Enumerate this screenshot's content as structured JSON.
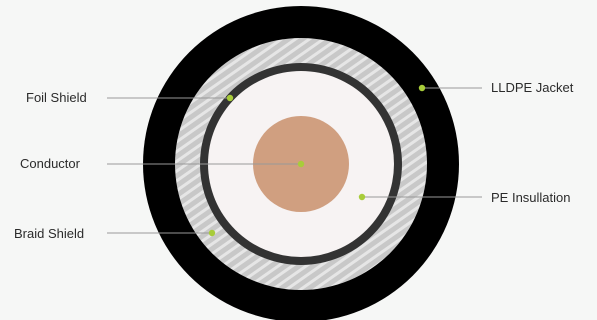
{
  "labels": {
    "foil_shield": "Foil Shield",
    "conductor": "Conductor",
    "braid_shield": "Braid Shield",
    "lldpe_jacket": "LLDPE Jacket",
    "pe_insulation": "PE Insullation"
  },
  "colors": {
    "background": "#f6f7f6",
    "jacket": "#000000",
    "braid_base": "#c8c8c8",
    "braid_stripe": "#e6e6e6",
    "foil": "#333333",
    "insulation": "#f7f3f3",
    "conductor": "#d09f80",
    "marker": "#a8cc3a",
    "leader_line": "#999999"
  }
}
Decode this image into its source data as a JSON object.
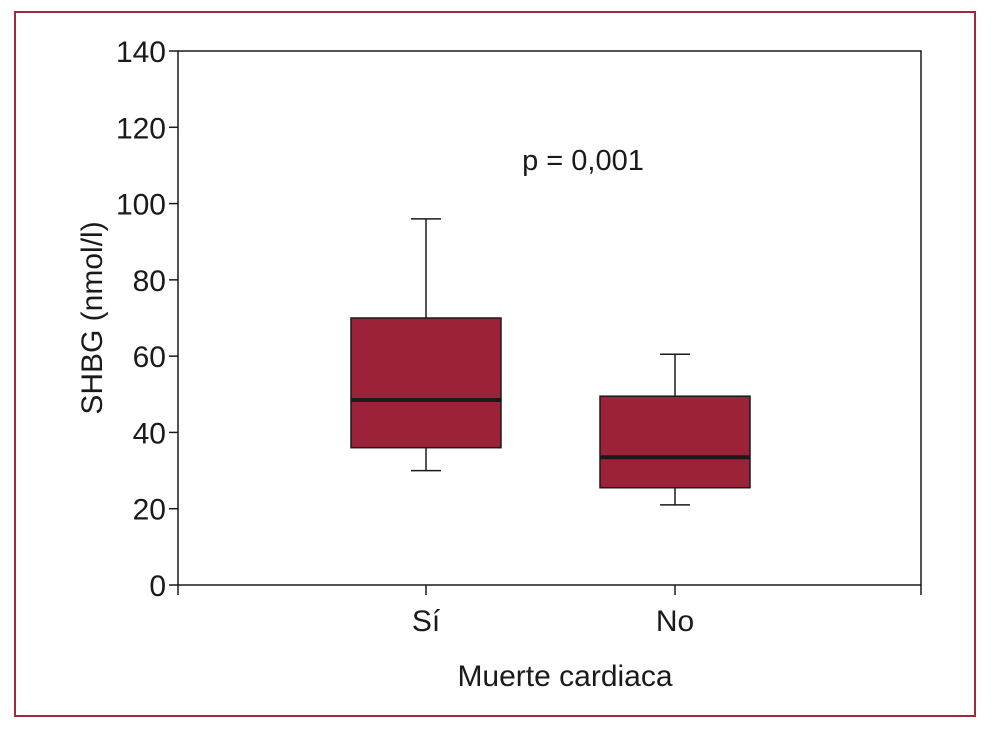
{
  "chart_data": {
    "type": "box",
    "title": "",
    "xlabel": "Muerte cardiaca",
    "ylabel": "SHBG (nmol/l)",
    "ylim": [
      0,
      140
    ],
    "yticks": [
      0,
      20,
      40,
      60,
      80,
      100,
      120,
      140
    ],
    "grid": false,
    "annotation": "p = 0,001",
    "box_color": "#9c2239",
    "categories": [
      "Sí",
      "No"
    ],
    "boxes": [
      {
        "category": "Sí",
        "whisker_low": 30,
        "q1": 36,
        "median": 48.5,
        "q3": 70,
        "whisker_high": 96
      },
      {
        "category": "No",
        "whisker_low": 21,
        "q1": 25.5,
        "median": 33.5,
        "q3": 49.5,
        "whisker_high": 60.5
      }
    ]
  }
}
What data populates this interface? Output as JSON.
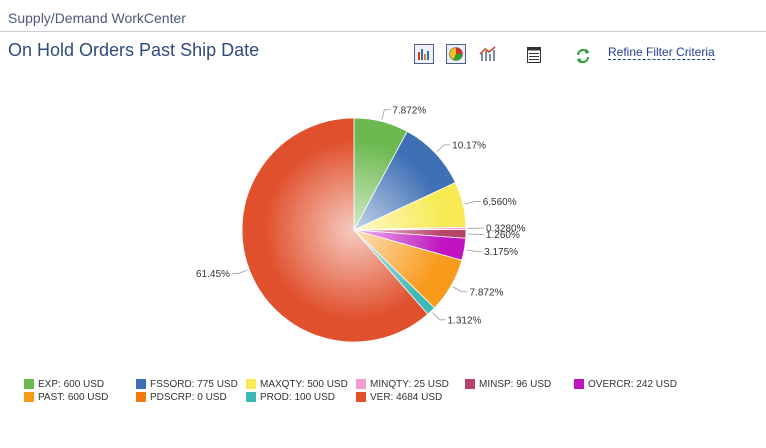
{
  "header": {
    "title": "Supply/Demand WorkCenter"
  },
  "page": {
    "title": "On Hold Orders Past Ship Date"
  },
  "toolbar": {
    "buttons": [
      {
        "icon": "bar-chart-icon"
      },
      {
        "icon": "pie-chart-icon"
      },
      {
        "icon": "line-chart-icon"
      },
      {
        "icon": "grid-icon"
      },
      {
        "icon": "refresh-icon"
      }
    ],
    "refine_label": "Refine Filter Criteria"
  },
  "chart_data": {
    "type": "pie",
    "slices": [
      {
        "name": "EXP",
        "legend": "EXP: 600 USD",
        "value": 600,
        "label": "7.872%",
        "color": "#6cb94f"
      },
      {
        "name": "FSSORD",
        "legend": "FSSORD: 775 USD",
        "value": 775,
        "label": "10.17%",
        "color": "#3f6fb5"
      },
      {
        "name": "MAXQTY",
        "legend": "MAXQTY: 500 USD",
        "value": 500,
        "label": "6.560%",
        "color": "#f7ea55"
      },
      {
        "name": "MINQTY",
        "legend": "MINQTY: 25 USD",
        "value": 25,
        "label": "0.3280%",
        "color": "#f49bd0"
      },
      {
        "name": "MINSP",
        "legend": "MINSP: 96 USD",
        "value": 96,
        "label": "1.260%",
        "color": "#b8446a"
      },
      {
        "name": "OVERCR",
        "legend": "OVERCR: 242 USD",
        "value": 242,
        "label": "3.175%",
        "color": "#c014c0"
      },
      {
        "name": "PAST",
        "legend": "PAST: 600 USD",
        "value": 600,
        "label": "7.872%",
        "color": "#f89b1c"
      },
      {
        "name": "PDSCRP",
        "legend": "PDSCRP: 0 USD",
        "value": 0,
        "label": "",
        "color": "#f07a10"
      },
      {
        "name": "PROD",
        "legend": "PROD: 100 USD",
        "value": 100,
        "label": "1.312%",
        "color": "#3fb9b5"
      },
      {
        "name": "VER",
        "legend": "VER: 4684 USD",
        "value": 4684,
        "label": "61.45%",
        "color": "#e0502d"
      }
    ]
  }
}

------------------------------

Exercise description: Copy out the data above exactly, except the pictures.

Exercise result:
Enumerate this screenshot's content as structured JSON.
{
  "labels": {
    "foil_shield": "Foil Shield",
    "conductor": "Conductor",
    "braid_shield": "Braid Shield",
    "lldpe_jacket": "LLDPE Jacket",
    "pe_insulation": "PE Insullation"
  },
  "colors": {
    "background": "#f6f7f6",
    "jacket": "#000000",
    "braid_base": "#c8c8c8",
    "braid_stripe": "#e6e6e6",
    "foil": "#333333",
    "insulation": "#f7f3f3",
    "conductor": "#d09f80",
    "marker": "#a8cc3a",
    "leader_line": "#999999"
  }
}
Decode this image into its source data as a JSON object.
{
  "chart_data": {
    "type": "box",
    "title": "",
    "xlabel": "Muerte cardiaca",
    "ylabel": "SHBG (nmol/l)",
    "ylim": [
      0,
      140
    ],
    "yticks": [
      0,
      20,
      40,
      60,
      80,
      100,
      120,
      140
    ],
    "grid": false,
    "annotation": "p = 0,001",
    "box_color": "#9c2239",
    "categories": [
      "Sí",
      "No"
    ],
    "boxes": [
      {
        "category": "Sí",
        "whisker_low": 30,
        "q1": 36,
        "median": 48.5,
        "q3": 70,
        "whisker_high": 96
      },
      {
        "category": "No",
        "whisker_low": 21,
        "q1": 25.5,
        "median": 33.5,
        "q3": 49.5,
        "whisker_high": 60.5
      }
    ]
  }
}
What data populates this interface? Output as JSON.
{
  "header": {
    "title": "Supply/Demand WorkCenter"
  },
  "page": {
    "title": "On Hold Orders Past Ship Date"
  },
  "toolbar": {
    "buttons": [
      {
        "icon": "bar-chart-icon"
      },
      {
        "icon": "pie-chart-icon"
      },
      {
        "icon": "line-chart-icon"
      },
      {
        "icon": "grid-icon"
      },
      {
        "icon": "refresh-icon"
      }
    ],
    "refine_label": "Refine Filter Criteria"
  },
  "chart_data": {
    "type": "pie",
    "slices": [
      {
        "name": "EXP",
        "legend": "EXP: 600 USD",
        "value": 600,
        "label": "7.872%",
        "color": "#6cb94f"
      },
      {
        "name": "FSSORD",
        "legend": "FSSORD: 775 USD",
        "value": 775,
        "label": "10.17%",
        "color": "#3f6fb5"
      },
      {
        "name": "MAXQTY",
        "legend": "MAXQTY: 500 USD",
        "value": 500,
        "label": "6.560%",
        "color": "#f7ea55"
      },
      {
        "name": "MINQTY",
        "legend": "MINQTY: 25 USD",
        "value": 25,
        "label": "0.3280%",
        "color": "#f49bd0"
      },
      {
        "name": "MINSP",
        "legend": "MINSP: 96 USD",
        "value": 96,
        "label": "1.260%",
        "color": "#b8446a"
      },
      {
        "name": "OVERCR",
        "legend": "OVERCR: 242 USD",
        "value": 242,
        "label": "3.175%",
        "color": "#c014c0"
      },
      {
        "name": "PAST",
        "legend": "PAST: 600 USD",
        "value": 600,
        "label": "7.872%",
        "color": "#f89b1c"
      },
      {
        "name": "PDSCRP",
        "legend": "PDSCRP: 0 USD",
        "value": 0,
        "label": "",
        "color": "#f07a10"
      },
      {
        "name": "PROD",
        "legend": "PROD: 100 USD",
        "value": 100,
        "label": "1.312%",
        "color": "#3fb9b5"
      },
      {
        "name": "VER",
        "legend": "VER: 4684 USD",
        "value": 4684,
        "label": "61.45%",
        "color": "#e0502d"
      }
    ]
  }
}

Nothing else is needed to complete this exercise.